_Provided text_
========================
Unsupervised Meta-Learning: Learning to Learn without Supervision
By Benjamin Eysenbach and Abhishek Gupta May 1, 2020
This post is cross-listed on the CMU ML blog.
The history of machine learning has largely been a story of increasing abstraction. In the dawn of ML, researchers spent considerable effort engineering features. As deep learning gained popularity, researchers then shifted towards tuning the update rules and learning rates for their optimizers. Recent research in meta-learning has climbed one level of abstraction higher: many researchers now spend their days manually constructing task distributions, from which they can automatically learn good optimizers. What might be the next rung on this ladder? In this post we introduce theory and algorithms for unsupervised meta-learning, where machine learning algorithms themselves propose their own task distributions. Unsupervised meta-learning further reduces the amount of human supervision required to solve tasks, potentially inserting a new rung on this ladder of abstraction.
========================
_Dataset extract_
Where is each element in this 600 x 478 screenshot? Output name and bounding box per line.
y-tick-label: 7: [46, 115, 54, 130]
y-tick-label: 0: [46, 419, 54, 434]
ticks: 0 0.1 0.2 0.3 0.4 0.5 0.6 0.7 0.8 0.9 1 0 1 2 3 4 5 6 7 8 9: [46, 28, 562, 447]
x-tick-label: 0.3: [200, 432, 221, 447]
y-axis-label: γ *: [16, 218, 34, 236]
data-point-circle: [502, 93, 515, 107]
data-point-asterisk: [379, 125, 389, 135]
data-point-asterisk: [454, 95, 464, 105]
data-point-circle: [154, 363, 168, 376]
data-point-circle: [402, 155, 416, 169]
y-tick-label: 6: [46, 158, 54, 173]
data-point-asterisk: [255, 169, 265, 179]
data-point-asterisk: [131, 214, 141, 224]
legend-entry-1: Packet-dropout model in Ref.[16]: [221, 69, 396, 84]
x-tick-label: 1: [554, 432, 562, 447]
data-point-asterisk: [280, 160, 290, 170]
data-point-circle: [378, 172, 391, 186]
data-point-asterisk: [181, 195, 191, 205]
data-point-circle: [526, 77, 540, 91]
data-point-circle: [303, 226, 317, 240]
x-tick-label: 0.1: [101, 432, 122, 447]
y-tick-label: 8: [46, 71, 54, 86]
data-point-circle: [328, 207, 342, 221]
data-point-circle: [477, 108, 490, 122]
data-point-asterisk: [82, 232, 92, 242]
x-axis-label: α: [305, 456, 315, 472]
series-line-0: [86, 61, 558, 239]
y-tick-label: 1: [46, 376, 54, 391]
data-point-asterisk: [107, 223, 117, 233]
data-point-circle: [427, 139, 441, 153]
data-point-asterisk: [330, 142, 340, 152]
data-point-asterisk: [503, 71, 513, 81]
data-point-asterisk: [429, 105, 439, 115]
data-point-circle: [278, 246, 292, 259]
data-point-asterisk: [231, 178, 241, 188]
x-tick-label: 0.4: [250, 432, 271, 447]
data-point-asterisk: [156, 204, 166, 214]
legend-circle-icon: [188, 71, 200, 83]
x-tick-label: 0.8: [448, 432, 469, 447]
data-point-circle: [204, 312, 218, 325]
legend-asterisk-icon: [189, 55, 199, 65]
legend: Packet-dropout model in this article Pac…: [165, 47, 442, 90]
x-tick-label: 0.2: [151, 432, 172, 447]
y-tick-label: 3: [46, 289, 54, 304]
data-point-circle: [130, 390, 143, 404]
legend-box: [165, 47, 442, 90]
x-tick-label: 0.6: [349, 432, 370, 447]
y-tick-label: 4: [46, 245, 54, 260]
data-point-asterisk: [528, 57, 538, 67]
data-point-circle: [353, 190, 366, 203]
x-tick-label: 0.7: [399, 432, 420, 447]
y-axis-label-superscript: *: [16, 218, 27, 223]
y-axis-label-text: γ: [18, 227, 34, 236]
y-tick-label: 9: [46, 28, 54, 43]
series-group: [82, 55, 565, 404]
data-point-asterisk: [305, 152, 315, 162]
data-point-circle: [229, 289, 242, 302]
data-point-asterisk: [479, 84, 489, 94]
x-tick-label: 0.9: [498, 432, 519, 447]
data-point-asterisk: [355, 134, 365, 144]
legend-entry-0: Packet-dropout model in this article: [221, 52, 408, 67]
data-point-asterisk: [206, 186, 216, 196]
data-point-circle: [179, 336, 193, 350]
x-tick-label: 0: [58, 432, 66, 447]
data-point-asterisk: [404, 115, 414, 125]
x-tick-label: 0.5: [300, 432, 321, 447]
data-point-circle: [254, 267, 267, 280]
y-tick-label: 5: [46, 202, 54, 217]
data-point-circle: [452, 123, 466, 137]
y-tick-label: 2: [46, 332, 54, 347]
========================
_Tasks to perform_
[A] Answer these questions using the post on unsupervised meta-learning:
(i) According to the post, what did researchers spend considerable effort on in the dawn of ML?
(ii) What did researchers shift toward tuning as deep learning gained popularity?
(iii) In unsupervised meta-learning, what proposes the task distributions?
[B] List every activity that the post on unsupervised meta-learning says human researchers have devoted their effort to over the history of machine learning.
[C] Pick up the post on unsupervised meta-learning at the point where it stops, and continue writing it.

_Results in order_
[A]
(i) Engineering features.
(ii) The update rules and learning rates for their optimizers.
(iii) Machine learning algorithms themselves.

[B]
- Engineering features
- Tuning the update rules and learning rates for their optimizers
- Manually constructing task distributions

[C]
We start by discussing how machine learning algorithms use human supervision to find patterns and extract knowledge from observed data. The most common machine learning setting is regression, where a human provides labels Y for a set of examples X. The aim is to return a predictor that correctly assigns labels to novel examples. Another common machine learning problem setting is reinforcement learning (RL), where an agent takes actions in an environment. In RL, humans indicate the desired behavior through a reward function that the agent seeks to maximize. To draw a crude analogy to regression, the environment dynamics are the examples X, and the reward function gives the labels Y. Algorithms for regression and RL employ many tools, including tabular methods (e.g., value iteration), linear methods (e.g., linear regression) kernel-methods (e.g., RBF-SVMs), and deep neural networks. Broadly, we call these algorithms learning procedures: processes that take as input a dataset (examples with labels, or transitions with rewards) and output a function that performs well (achieves high accuracy or large reward) on the dataset. ... "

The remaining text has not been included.